— START Working data —
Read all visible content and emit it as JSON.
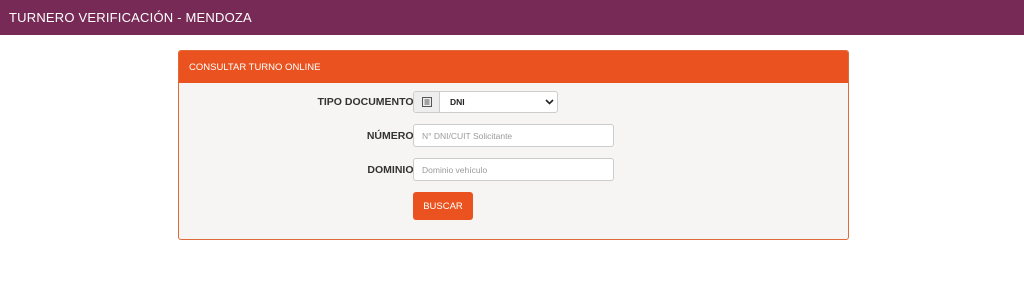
{
  "header": {
    "title": "TURNERO VERIFICACIÓN - MENDOZA"
  },
  "panel": {
    "title": "CONSULTAR TURNO ONLINE"
  },
  "form": {
    "tipo_documento_label": "TIPO DOCUMENTO:",
    "tipo_documento_value": "DNI",
    "tipo_documento_icon": "id-card-icon",
    "numero_label": "NÚMERO:",
    "numero_placeholder": "N° DNI/CUIT Solicitante",
    "dominio_label": "DOMINIO:",
    "dominio_placeholder": "Dominio vehículo",
    "buscar_label": "BUSCAR"
  },
  "colors": {
    "header_bg": "#762a55",
    "accent": "#ea5320",
    "panel_bg": "#f6f5f4"
  }
}
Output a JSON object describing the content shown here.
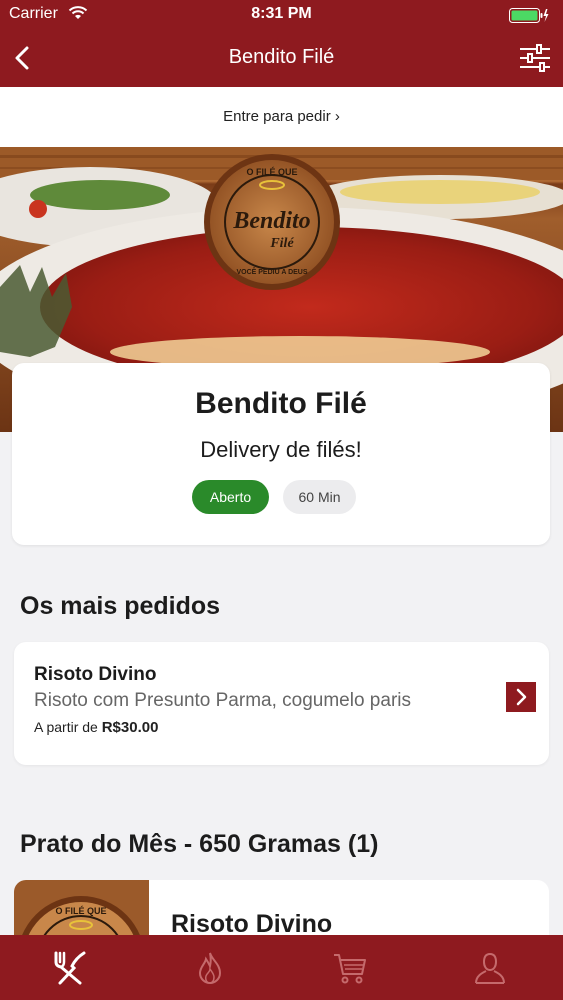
{
  "status_bar": {
    "carrier": "Carrier",
    "time": "8:31 PM"
  },
  "nav": {
    "title": "Bendito Filé",
    "back_icon": "chevron-left-icon",
    "filter_icon": "sliders-icon"
  },
  "login_prompt": "Entre para pedir ›",
  "hero": {
    "logo_top": "O FILÉ QUE",
    "logo_main": "Bendito",
    "logo_sub": "Filé",
    "logo_bottom": "VOCÊ PEDIU A DEUS"
  },
  "restaurant": {
    "name": "Bendito Filé",
    "tagline": "Delivery de filés!",
    "status": "Aberto",
    "delivery_time": "60 Min"
  },
  "sections": {
    "popular_title": "Os mais pedidos",
    "month_title": "Prato do Mês - 650 Gramas (1)"
  },
  "popular_item": {
    "name": "Risoto Divino",
    "description": "Risoto com Presunto Parma, cogumelo paris",
    "price_prefix": "A partir de",
    "price": "R$30.00"
  },
  "month_item": {
    "name": "Risoto Divino",
    "logo_top": "O FILÉ QUE"
  },
  "tabs": [
    {
      "icon": "fork-knife-icon",
      "active": true
    },
    {
      "icon": "flame-icon",
      "active": false
    },
    {
      "icon": "cart-icon",
      "active": false
    },
    {
      "icon": "user-icon",
      "active": false
    }
  ],
  "colors": {
    "brand": "#8e1a1f",
    "open_badge": "#2a8a2a"
  }
}
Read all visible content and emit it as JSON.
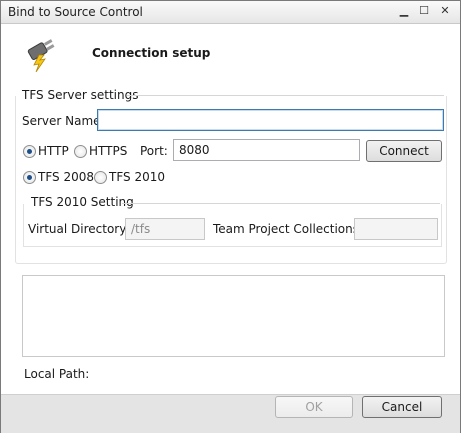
{
  "window": {
    "title": "Bind to Source Control",
    "controls": {
      "minimize": "▁",
      "maximize": "☐",
      "close": "✕"
    }
  },
  "header": {
    "icon": "plug-lightning-icon",
    "title": "Connection setup"
  },
  "tfs_group": {
    "label": "TFS Server settings",
    "server_name_label": "Server Name:",
    "server_name_value": "",
    "protocols": [
      {
        "label": "HTTP",
        "checked": true
      },
      {
        "label": "HTTPS",
        "checked": false
      }
    ],
    "port_label": "Port:",
    "port_value": "8080",
    "connect_label": "Connect",
    "versions": [
      {
        "label": "TFS 2008",
        "checked": true
      },
      {
        "label": "TFS 2010",
        "checked": false
      }
    ],
    "tfs2010": {
      "label": "TFS 2010 Setting",
      "virtual_dir_label": "Virtual Directory:",
      "virtual_dir_value": "/tfs",
      "collections_label": "Team Project Collections:",
      "collections_value": ""
    }
  },
  "local_path_label": "Local Path:",
  "footer": {
    "ok_label": "OK",
    "cancel_label": "Cancel"
  },
  "colors": {
    "accent": "#1d4f8a",
    "footer_bg": "#e4e4e4"
  }
}
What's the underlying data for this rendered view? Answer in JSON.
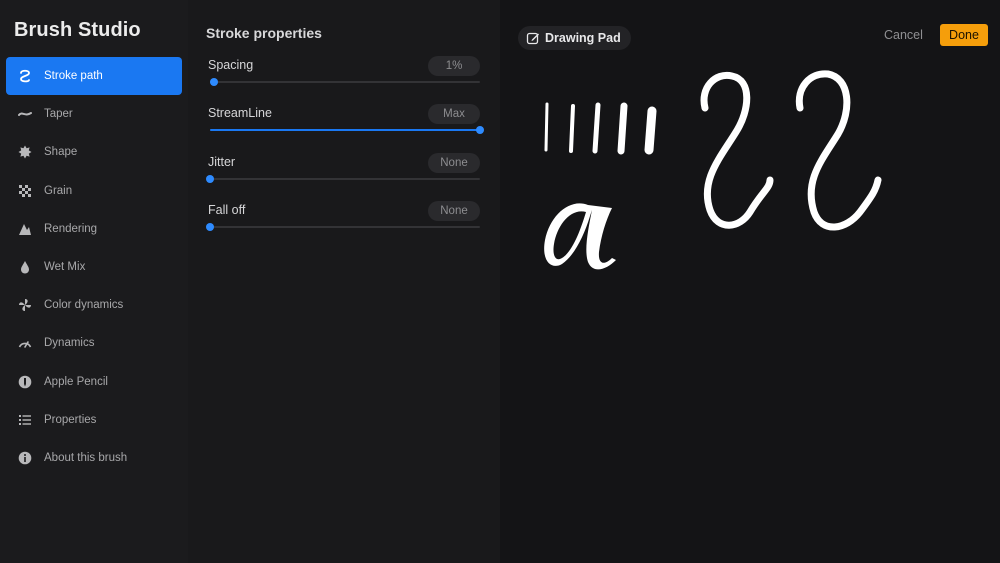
{
  "app": {
    "title": "Brush Studio"
  },
  "sidebar": {
    "items": [
      {
        "label": "Stroke path",
        "icon": "stroke-path-icon",
        "active": true
      },
      {
        "label": "Taper",
        "icon": "taper-icon"
      },
      {
        "label": "Shape",
        "icon": "shape-icon"
      },
      {
        "label": "Grain",
        "icon": "grain-icon"
      },
      {
        "label": "Rendering",
        "icon": "rendering-icon"
      },
      {
        "label": "Wet Mix",
        "icon": "wet-mix-icon"
      },
      {
        "label": "Color dynamics",
        "icon": "color-dynamics-icon"
      },
      {
        "label": "Dynamics",
        "icon": "dynamics-icon"
      },
      {
        "label": "Apple Pencil",
        "icon": "apple-pencil-icon"
      },
      {
        "label": "Properties",
        "icon": "properties-icon"
      },
      {
        "label": "About this brush",
        "icon": "info-icon"
      }
    ]
  },
  "panel": {
    "title": "Stroke properties",
    "settings": [
      {
        "label": "Spacing",
        "value": "1%",
        "level": 0.01
      },
      {
        "label": "StreamLine",
        "value": "Max",
        "level": 1.0
      },
      {
        "label": "Jitter",
        "value": "None",
        "level": 0.0
      },
      {
        "label": "Fall off",
        "value": "None",
        "level": 0.0
      }
    ]
  },
  "canvas": {
    "pad_label": "Drawing Pad",
    "cancel_label": "Cancel",
    "done_label": "Done"
  },
  "colors": {
    "accent": "#1a78f2",
    "done": "#f59e0b"
  }
}
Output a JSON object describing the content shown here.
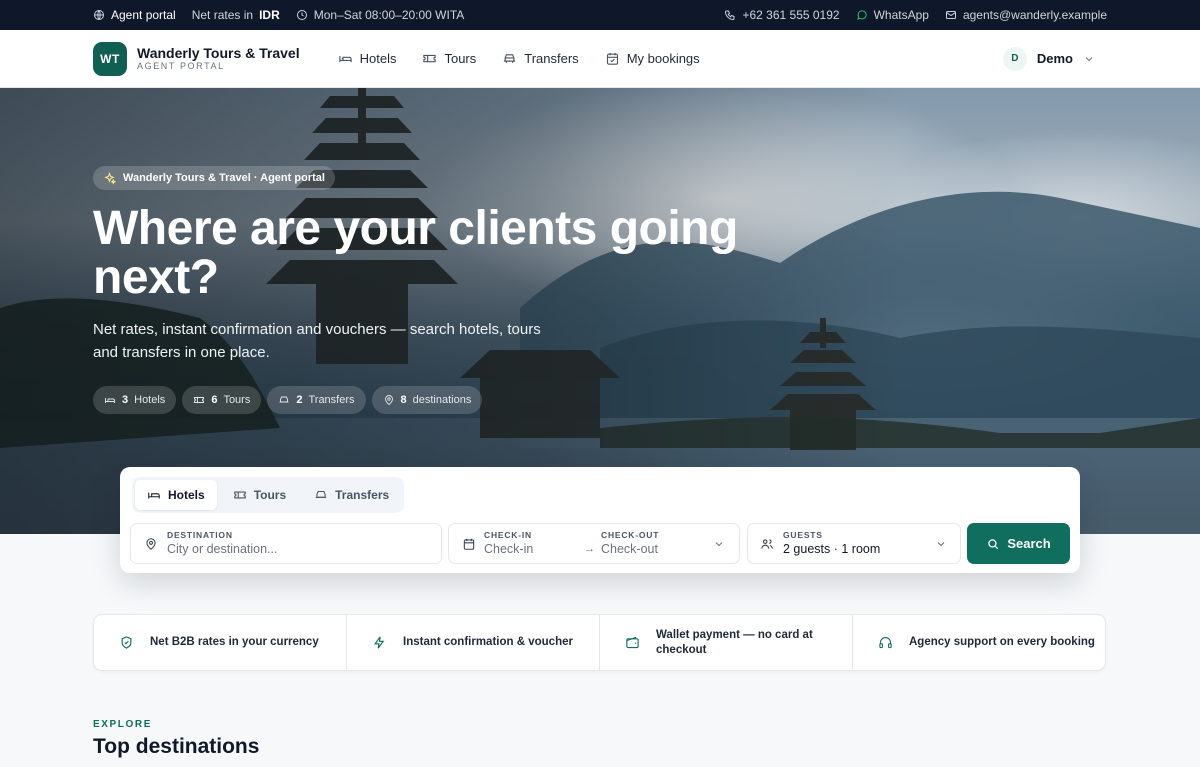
{
  "topbar": {
    "portal": "Agent portal",
    "net_rates_prefix": "Net rates in",
    "currency": "IDR",
    "hours": "Mon–Sat 08:00–20:00 WITA",
    "phone": "+62 361 555 0192",
    "whatsapp": "WhatsApp",
    "email": "agents@wanderly.example"
  },
  "header": {
    "logo_text": "WT",
    "brand_name": "Wanderly Tours & Travel",
    "brand_sub": "AGENT PORTAL",
    "nav": [
      {
        "label": "Hotels",
        "icon": "bed-icon"
      },
      {
        "label": "Tours",
        "icon": "ticket-icon"
      },
      {
        "label": "Transfers",
        "icon": "car-icon"
      },
      {
        "label": "My bookings",
        "icon": "calendar-check-icon"
      }
    ],
    "user": {
      "initial": "D",
      "name": "Demo"
    }
  },
  "hero": {
    "pill": "Wanderly Tours & Travel · Agent portal",
    "title": "Where are your clients going next?",
    "lead": "Net rates, instant confirmation and vouchers — search hotels, tours and transfers in one place.",
    "stats": [
      {
        "count": "3",
        "label": "Hotels",
        "icon": "bed-icon"
      },
      {
        "count": "6",
        "label": "Tours",
        "icon": "ticket-icon"
      },
      {
        "count": "2",
        "label": "Transfers",
        "icon": "car-icon"
      },
      {
        "count": "8",
        "label": "destinations",
        "icon": "map-pin-icon"
      }
    ]
  },
  "search": {
    "tabs": [
      {
        "label": "Hotels",
        "active": true
      },
      {
        "label": "Tours",
        "active": false
      },
      {
        "label": "Transfers",
        "active": false
      }
    ],
    "destination": {
      "label": "DESTINATION",
      "placeholder": "City or destination..."
    },
    "checkin": {
      "label": "CHECK-IN",
      "placeholder": "Check-in"
    },
    "checkout": {
      "label": "CHECK-OUT",
      "placeholder": "Check-out"
    },
    "guests": {
      "label": "GUESTS",
      "value": "2 guests · 1 room"
    },
    "button": "Search"
  },
  "features": [
    {
      "label": "Net B2B rates in your currency",
      "icon": "shield-check-icon"
    },
    {
      "label": "Instant confirmation & voucher",
      "icon": "lightning-icon"
    },
    {
      "label": "Wallet payment — no card at checkout",
      "icon": "wallet-icon"
    },
    {
      "label": "Agency support on every booking",
      "icon": "headset-icon"
    }
  ],
  "section": {
    "eyebrow": "EXPLORE",
    "title": "Top destinations"
  },
  "colors": {
    "accent": "#0f6e5e",
    "topbar": "#0f172a"
  }
}
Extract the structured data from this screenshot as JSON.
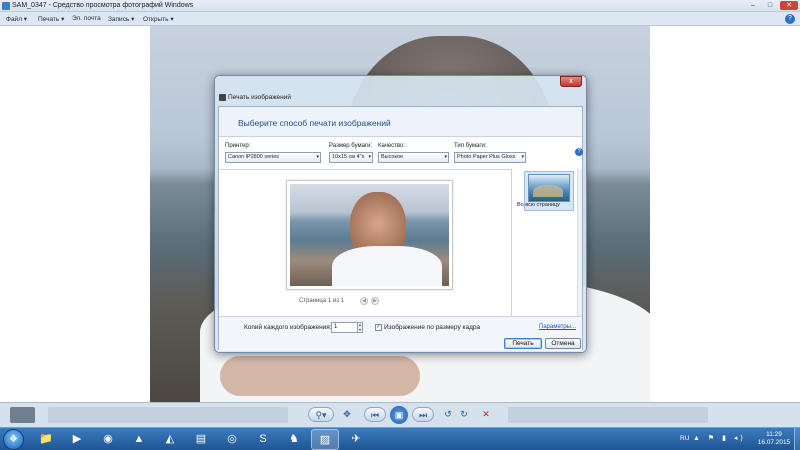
{
  "window": {
    "title": "SAM_0347 - Средство просмотра фотографий Windows",
    "min": "–",
    "max": "□",
    "close": "✕"
  },
  "menu": {
    "items": [
      "Файл ▾",
      "Печать ▾",
      "Эл. почта",
      "Запись ▾",
      "Открыть ▾"
    ],
    "help": "?"
  },
  "viewer_controls": {
    "zoom": "⚲▾",
    "fit": "✥",
    "prev": "⏮",
    "slideshow": "▣",
    "next": "⏭",
    "rotate_left": "↺",
    "rotate_right": "↻",
    "delete": "✕"
  },
  "dialog": {
    "title": "Печать изображений",
    "close": "x",
    "heading": "Выберите способ печати изображений",
    "help": "?",
    "printer_label": "Принтер:",
    "printer_value": "Canon iP2800 series",
    "paper_size_label": "Размер бумаги:",
    "paper_size_value": "10x15 см 4\"x",
    "quality_label": "Качество:",
    "quality_value": "Высокое",
    "paper_type_label": "Тип бумаги:",
    "paper_type_value": "Photo Paper Plus Gloss",
    "dropdown_arrow": "▾",
    "pager": "Страница 1 из 1",
    "prev_page": "◀",
    "next_page": "▶",
    "layout_label": "Во всю страницу",
    "copies_label": "Копий каждого изображения:",
    "copies_value": "1",
    "spin_up": "▲",
    "spin_down": "▼",
    "fit_check": "✓",
    "fit_label": "Изображение по размеру кадра",
    "params_link": "Параметры...",
    "print_button": "Печать",
    "cancel_button": "Отмена"
  },
  "taskbar": {
    "start": "❖",
    "items": [
      {
        "name": "explorer-icon",
        "glyph": "📁"
      },
      {
        "name": "media-player-icon",
        "glyph": "▶"
      },
      {
        "name": "chrome-icon",
        "glyph": "◉"
      },
      {
        "name": "aimp-icon",
        "glyph": "▲"
      },
      {
        "name": "vlc-icon",
        "glyph": "◭"
      },
      {
        "name": "document-icon",
        "glyph": "▤"
      },
      {
        "name": "disc-icon",
        "glyph": "◎"
      },
      {
        "name": "skype-icon",
        "glyph": "S"
      },
      {
        "name": "game-icon",
        "glyph": "♞"
      },
      {
        "name": "photo-viewer-icon",
        "glyph": "▨"
      },
      {
        "name": "airplane-icon",
        "glyph": "✈"
      }
    ],
    "lang": "RU",
    "tray": "▲ ⚑ ▮ ◂)",
    "time": "11:29",
    "date": "16.07.2015"
  }
}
— END Working data —
▸ **What is asked**: Pull every line containing the word "lightning" out of the material and copy it.

▸ **The solution**:
    "icon": "plug-lightning-icon",
      "icon": "lightning-icon"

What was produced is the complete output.